What you should do
Omit the pictures from the entries below and retype everything else exactly.

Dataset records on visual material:
'''

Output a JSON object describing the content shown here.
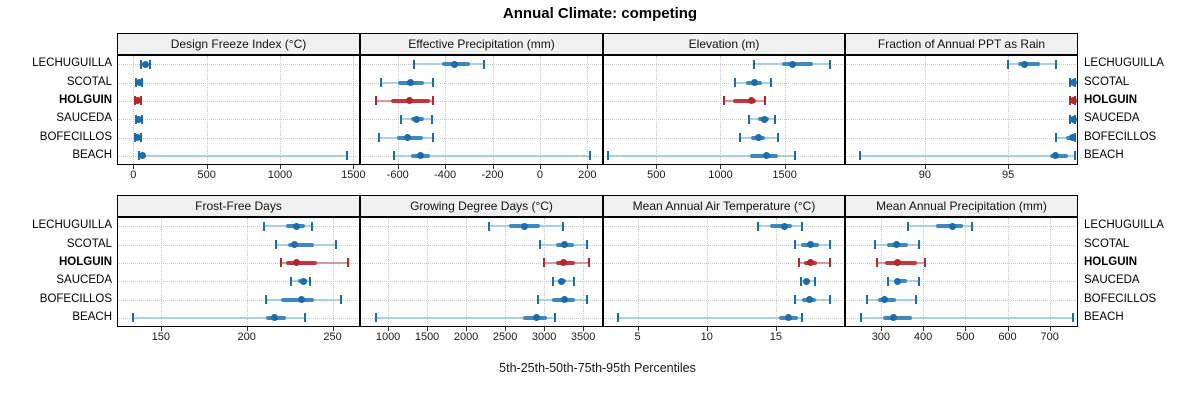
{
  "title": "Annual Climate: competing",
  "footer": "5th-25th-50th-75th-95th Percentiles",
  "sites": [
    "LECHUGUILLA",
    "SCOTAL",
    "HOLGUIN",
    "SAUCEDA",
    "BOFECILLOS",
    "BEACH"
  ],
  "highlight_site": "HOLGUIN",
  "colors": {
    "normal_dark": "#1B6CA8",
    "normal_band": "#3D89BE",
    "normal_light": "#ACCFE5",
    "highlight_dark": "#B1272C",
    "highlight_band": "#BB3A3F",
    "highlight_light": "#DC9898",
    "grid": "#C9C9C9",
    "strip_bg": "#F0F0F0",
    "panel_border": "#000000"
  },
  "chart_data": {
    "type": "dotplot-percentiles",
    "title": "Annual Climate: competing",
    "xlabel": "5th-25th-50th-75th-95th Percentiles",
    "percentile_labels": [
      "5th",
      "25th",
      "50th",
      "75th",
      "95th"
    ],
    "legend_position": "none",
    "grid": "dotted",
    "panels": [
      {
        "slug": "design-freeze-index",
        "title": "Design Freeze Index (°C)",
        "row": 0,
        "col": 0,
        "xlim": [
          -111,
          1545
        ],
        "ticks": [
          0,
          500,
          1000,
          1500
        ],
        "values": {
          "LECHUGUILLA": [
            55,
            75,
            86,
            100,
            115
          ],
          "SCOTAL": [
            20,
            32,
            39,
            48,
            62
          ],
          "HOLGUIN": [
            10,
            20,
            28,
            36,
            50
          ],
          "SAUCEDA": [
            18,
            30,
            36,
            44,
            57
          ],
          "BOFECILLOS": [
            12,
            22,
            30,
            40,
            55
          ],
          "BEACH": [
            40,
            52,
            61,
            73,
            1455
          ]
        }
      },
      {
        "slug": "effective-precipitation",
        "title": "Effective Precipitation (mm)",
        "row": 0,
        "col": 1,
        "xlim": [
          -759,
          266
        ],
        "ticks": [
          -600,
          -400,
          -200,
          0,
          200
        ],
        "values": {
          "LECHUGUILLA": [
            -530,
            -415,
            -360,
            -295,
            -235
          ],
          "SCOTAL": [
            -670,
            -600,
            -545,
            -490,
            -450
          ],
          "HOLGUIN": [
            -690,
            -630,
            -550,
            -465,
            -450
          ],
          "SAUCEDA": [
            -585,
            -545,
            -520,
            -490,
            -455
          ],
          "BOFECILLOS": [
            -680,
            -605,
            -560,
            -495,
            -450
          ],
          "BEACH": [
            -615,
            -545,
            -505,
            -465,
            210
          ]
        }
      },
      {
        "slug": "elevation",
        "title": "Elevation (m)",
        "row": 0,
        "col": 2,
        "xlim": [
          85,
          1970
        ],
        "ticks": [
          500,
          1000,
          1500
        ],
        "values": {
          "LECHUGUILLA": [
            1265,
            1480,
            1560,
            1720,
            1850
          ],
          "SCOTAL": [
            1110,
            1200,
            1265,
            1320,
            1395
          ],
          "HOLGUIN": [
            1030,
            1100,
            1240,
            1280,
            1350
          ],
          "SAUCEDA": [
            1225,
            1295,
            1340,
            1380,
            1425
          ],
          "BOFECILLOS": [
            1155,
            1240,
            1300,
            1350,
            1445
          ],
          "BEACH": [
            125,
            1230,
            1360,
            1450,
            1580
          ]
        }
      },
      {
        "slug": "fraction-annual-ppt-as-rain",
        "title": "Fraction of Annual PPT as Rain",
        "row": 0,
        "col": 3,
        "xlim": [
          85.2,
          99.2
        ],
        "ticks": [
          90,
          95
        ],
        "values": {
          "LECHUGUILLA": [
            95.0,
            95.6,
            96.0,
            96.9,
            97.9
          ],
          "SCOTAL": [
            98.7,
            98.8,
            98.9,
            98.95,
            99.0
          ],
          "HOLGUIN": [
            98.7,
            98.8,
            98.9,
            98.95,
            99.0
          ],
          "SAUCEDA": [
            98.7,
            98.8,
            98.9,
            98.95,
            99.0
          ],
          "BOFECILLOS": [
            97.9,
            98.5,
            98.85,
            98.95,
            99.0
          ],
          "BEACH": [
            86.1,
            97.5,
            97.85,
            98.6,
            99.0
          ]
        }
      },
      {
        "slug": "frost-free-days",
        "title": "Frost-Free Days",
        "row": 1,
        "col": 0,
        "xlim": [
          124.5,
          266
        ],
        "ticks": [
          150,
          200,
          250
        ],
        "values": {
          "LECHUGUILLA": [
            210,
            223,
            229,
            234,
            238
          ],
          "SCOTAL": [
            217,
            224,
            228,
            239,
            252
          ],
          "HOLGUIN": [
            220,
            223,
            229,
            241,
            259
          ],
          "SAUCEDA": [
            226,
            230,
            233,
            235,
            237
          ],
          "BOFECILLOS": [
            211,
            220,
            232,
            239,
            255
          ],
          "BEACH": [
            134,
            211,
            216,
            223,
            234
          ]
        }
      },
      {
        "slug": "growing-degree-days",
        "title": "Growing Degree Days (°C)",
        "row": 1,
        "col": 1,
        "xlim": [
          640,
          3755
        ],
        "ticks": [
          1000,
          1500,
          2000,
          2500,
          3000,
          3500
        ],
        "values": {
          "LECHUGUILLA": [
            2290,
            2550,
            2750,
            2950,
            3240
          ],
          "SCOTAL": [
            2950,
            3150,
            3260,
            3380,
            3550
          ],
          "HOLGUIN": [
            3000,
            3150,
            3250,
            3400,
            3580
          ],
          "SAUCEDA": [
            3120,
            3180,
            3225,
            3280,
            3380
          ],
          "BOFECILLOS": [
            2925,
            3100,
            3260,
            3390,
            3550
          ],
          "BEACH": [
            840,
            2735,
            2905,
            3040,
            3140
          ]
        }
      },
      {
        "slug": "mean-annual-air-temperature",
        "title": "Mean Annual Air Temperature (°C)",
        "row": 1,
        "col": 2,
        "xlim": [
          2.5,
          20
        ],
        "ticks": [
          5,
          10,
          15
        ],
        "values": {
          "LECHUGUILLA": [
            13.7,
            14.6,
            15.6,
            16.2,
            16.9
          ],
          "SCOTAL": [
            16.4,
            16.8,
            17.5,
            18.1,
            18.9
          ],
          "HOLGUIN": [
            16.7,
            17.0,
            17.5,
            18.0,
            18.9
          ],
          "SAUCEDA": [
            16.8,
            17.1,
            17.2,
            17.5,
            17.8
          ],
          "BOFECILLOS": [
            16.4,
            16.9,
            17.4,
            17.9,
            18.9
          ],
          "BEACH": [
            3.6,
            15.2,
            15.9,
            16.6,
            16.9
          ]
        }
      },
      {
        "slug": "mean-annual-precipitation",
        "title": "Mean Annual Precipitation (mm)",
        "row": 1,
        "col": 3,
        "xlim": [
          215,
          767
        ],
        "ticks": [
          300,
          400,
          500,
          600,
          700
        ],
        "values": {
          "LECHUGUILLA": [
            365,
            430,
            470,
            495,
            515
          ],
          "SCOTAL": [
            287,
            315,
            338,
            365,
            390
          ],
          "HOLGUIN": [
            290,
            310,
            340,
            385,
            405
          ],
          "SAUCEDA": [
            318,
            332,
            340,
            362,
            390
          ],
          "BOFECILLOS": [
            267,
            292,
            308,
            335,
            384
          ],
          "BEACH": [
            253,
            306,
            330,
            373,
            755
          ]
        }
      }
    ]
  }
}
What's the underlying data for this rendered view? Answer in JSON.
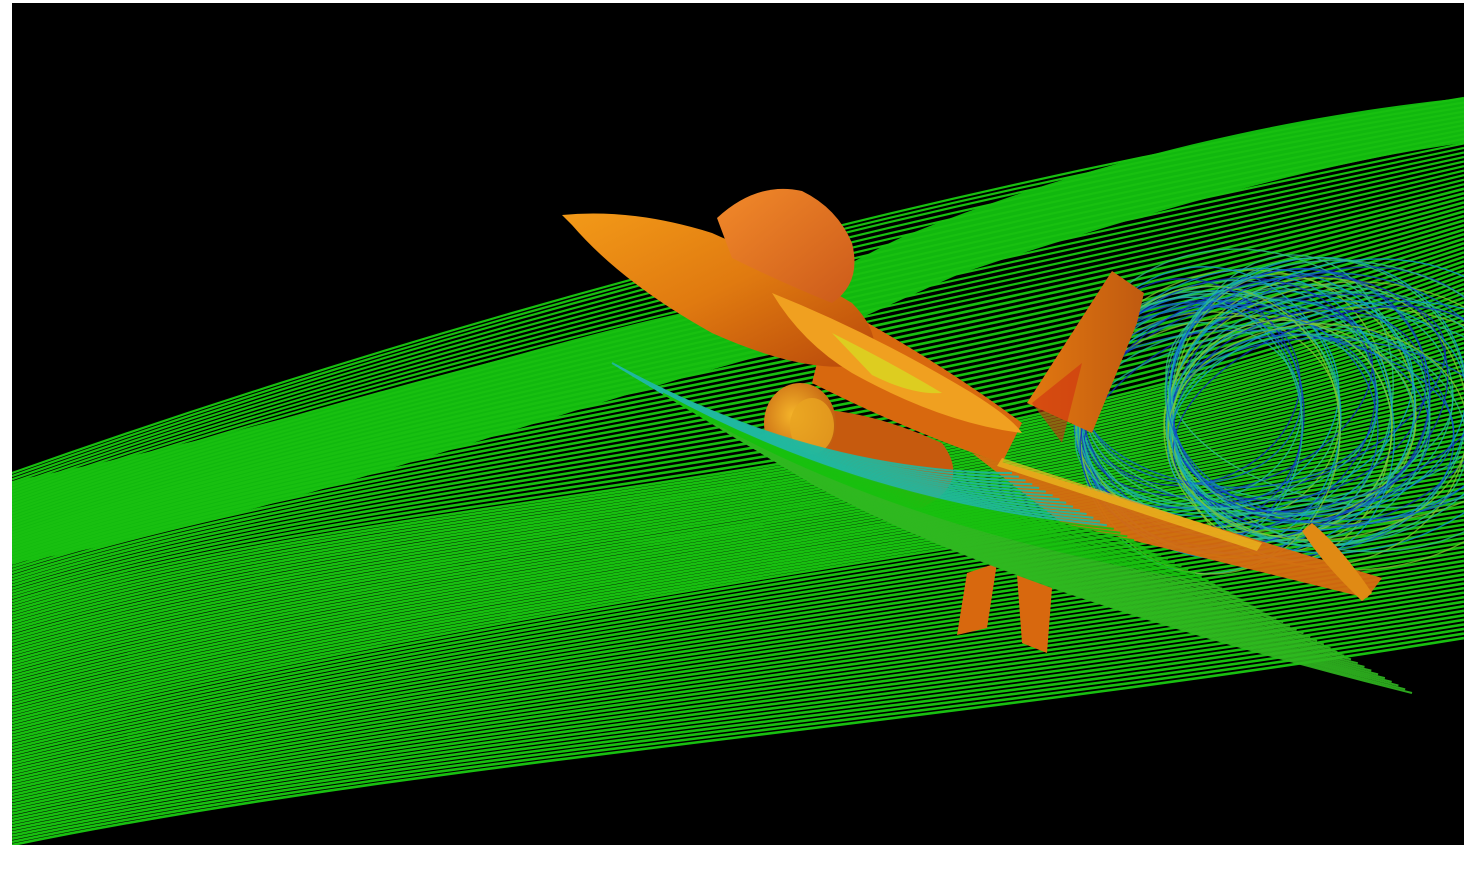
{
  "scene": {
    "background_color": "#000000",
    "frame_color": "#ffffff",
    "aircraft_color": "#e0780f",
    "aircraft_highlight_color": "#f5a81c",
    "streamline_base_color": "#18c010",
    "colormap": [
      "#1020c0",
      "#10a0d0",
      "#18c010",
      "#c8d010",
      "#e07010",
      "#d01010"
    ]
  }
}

'''

Output below
Output a JSON object describing the content shown here.
{
  "title": "Annual Climate: competing",
  "footer": "5th-25th-50th-75th-95th Percentiles",
  "sites": [
    "LECHUGUILLA",
    "SCOTAL",
    "HOLGUIN",
    "SAUCEDA",
    "BOFECILLOS",
    "BEACH"
  ],
  "highlight_site": "HOLGUIN",
  "colors": {
    "normal_dark": "#1B6CA8",
    "normal_band": "#3D89BE",
    "normal_light": "#ACCFE5",
    "highlight_dark": "#B1272C",
    "highlight_band": "#BB3A3F",
    "highlight_light": "#DC9898",
    "grid": "#C9C9C9",
    "strip_bg": "#F0F0F0",
    "panel_border": "#000000"
  },
  "chart_data": {
    "type": "dotplot-percentiles",
    "title": "Annual Climate: competing",
    "xlabel": "5th-25th-50th-75th-95th Percentiles",
    "percentile_labels": [
      "5th",
      "25th",
      "50th",
      "75th",
      "95th"
    ],
    "legend_position": "none",
    "grid": "dotted",
    "panels": [
      {
        "slug": "design-freeze-index",
        "title": "Design Freeze Index (°C)",
        "row": 0,
        "col": 0,
        "xlim": [
          -111,
          1545
        ],
        "ticks": [
          0,
          500,
          1000,
          1500
        ],
        "values": {
          "LECHUGUILLA": [
            55,
            75,
            86,
            100,
            115
          ],
          "SCOTAL": [
            20,
            32,
            39,
            48,
            62
          ],
          "HOLGUIN": [
            10,
            20,
            28,
            36,
            50
          ],
          "SAUCEDA": [
            18,
            30,
            36,
            44,
            57
          ],
          "BOFECILLOS": [
            12,
            22,
            30,
            40,
            55
          ],
          "BEACH": [
            40,
            52,
            61,
            73,
            1455
          ]
        }
      },
      {
        "slug": "effective-precipitation",
        "title": "Effective Precipitation (mm)",
        "row": 0,
        "col": 1,
        "xlim": [
          -759,
          266
        ],
        "ticks": [
          -600,
          -400,
          -200,
          0,
          200
        ],
        "values": {
          "LECHUGUILLA": [
            -530,
            -415,
            -360,
            -295,
            -235
          ],
          "SCOTAL": [
            -670,
            -600,
            -545,
            -490,
            -450
          ],
          "HOLGUIN": [
            -690,
            -630,
            -550,
            -465,
            -450
          ],
          "SAUCEDA": [
            -585,
            -545,
            -520,
            -490,
            -455
          ],
          "BOFECILLOS": [
            -680,
            -605,
            -560,
            -495,
            -450
          ],
          "BEACH": [
            -615,
            -545,
            -505,
            -465,
            210
          ]
        }
      },
      {
        "slug": "elevation",
        "title": "Elevation (m)",
        "row": 0,
        "col": 2,
        "xlim": [
          85,
          1970
        ],
        "ticks": [
          500,
          1000,
          1500
        ],
        "values": {
          "LECHUGUILLA": [
            1265,
            1480,
            1560,
            1720,
            1850
          ],
          "SCOTAL": [
            1110,
            1200,
            1265,
            1320,
            1395
          ],
          "HOLGUIN": [
            1030,
            1100,
            1240,
            1280,
            1350
          ],
          "SAUCEDA": [
            1225,
            1295,
            1340,
            1380,
            1425
          ],
          "BOFECILLOS": [
            1155,
            1240,
            1300,
            1350,
            1445
          ],
          "BEACH": [
            125,
            1230,
            1360,
            1450,
            1580
          ]
        }
      },
      {
        "slug": "fraction-annual-ppt-as-rain",
        "title": "Fraction of Annual PPT as Rain",
        "row": 0,
        "col": 3,
        "xlim": [
          85.2,
          99.2
        ],
        "ticks": [
          90,
          95
        ],
        "values": {
          "LECHUGUILLA": [
            95.0,
            95.6,
            96.0,
            96.9,
            97.9
          ],
          "SCOTAL": [
            98.7,
            98.8,
            98.9,
            98.95,
            99.0
          ],
          "HOLGUIN": [
            98.7,
            98.8,
            98.9,
            98.95,
            99.0
          ],
          "SAUCEDA": [
            98.7,
            98.8,
            98.9,
            98.95,
            99.0
          ],
          "BOFECILLOS": [
            97.9,
            98.5,
            98.85,
            98.95,
            99.0
          ],
          "BEACH": [
            86.1,
            97.5,
            97.85,
            98.6,
            99.0
          ]
        }
      },
      {
        "slug": "frost-free-days",
        "title": "Frost-Free Days",
        "row": 1,
        "col": 0,
        "xlim": [
          124.5,
          266
        ],
        "ticks": [
          150,
          200,
          250
        ],
        "values": {
          "LECHUGUILLA": [
            210,
            223,
            229,
            234,
            238
          ],
          "SCOTAL": [
            217,
            224,
            228,
            239,
            252
          ],
          "HOLGUIN": [
            220,
            223,
            229,
            241,
            259
          ],
          "SAUCEDA": [
            226,
            230,
            233,
            235,
            237
          ],
          "BOFECILLOS": [
            211,
            220,
            232,
            239,
            255
          ],
          "BEACH": [
            134,
            211,
            216,
            223,
            234
          ]
        }
      },
      {
        "slug": "growing-degree-days",
        "title": "Growing Degree Days (°C)",
        "row": 1,
        "col": 1,
        "xlim": [
          640,
          3755
        ],
        "ticks": [
          1000,
          1500,
          2000,
          2500,
          3000,
          3500
        ],
        "values": {
          "LECHUGUILLA": [
            2290,
            2550,
            2750,
            2950,
            3240
          ],
          "SCOTAL": [
            2950,
            3150,
            3260,
            3380,
            3550
          ],
          "HOLGUIN": [
            3000,
            3150,
            3250,
            3400,
            3580
          ],
          "SAUCEDA": [
            3120,
            3180,
            3225,
            3280,
            3380
          ],
          "BOFECILLOS": [
            2925,
            3100,
            3260,
            3390,
            3550
          ],
          "BEACH": [
            840,
            2735,
            2905,
            3040,
            3140
          ]
        }
      },
      {
        "slug": "mean-annual-air-temperature",
        "title": "Mean Annual Air Temperature (°C)",
        "row": 1,
        "col": 2,
        "xlim": [
          2.5,
          20
        ],
        "ticks": [
          5,
          10,
          15
        ],
        "values": {
          "LECHUGUILLA": [
            13.7,
            14.6,
            15.6,
            16.2,
            16.9
          ],
          "SCOTAL": [
            16.4,
            16.8,
            17.5,
            18.1,
            18.9
          ],
          "HOLGUIN": [
            16.7,
            17.0,
            17.5,
            18.0,
            18.9
          ],
          "SAUCEDA": [
            16.8,
            17.1,
            17.2,
            17.5,
            17.8
          ],
          "BOFECILLOS": [
            16.4,
            16.9,
            17.4,
            17.9,
            18.9
          ],
          "BEACH": [
            3.6,
            15.2,
            15.9,
            16.6,
            16.9
          ]
        }
      },
      {
        "slug": "mean-annual-precipitation",
        "title": "Mean Annual Precipitation (mm)",
        "row": 1,
        "col": 3,
        "xlim": [
          215,
          767
        ],
        "ticks": [
          300,
          400,
          500,
          600,
          700
        ],
        "values": {
          "LECHUGUILLA": [
            365,
            430,
            470,
            495,
            515
          ],
          "SCOTAL": [
            287,
            315,
            338,
            365,
            390
          ],
          "HOLGUIN": [
            290,
            310,
            340,
            385,
            405
          ],
          "SAUCEDA": [
            318,
            332,
            340,
            362,
            390
          ],
          "BOFECILLOS": [
            267,
            292,
            308,
            335,
            384
          ],
          "BEACH": [
            253,
            306,
            330,
            373,
            755
          ]
        }
      }
    ]
  }
}
What's the underlying data for this rendered view? Answer in JSON.
{
  "scene": {
    "background_color": "#000000",
    "frame_color": "#ffffff",
    "aircraft_color": "#e0780f",
    "aircraft_highlight_color": "#f5a81c",
    "streamline_base_color": "#18c010",
    "colormap": [
      "#1020c0",
      "#10a0d0",
      "#18c010",
      "#c8d010",
      "#e07010",
      "#d01010"
    ]
  }
}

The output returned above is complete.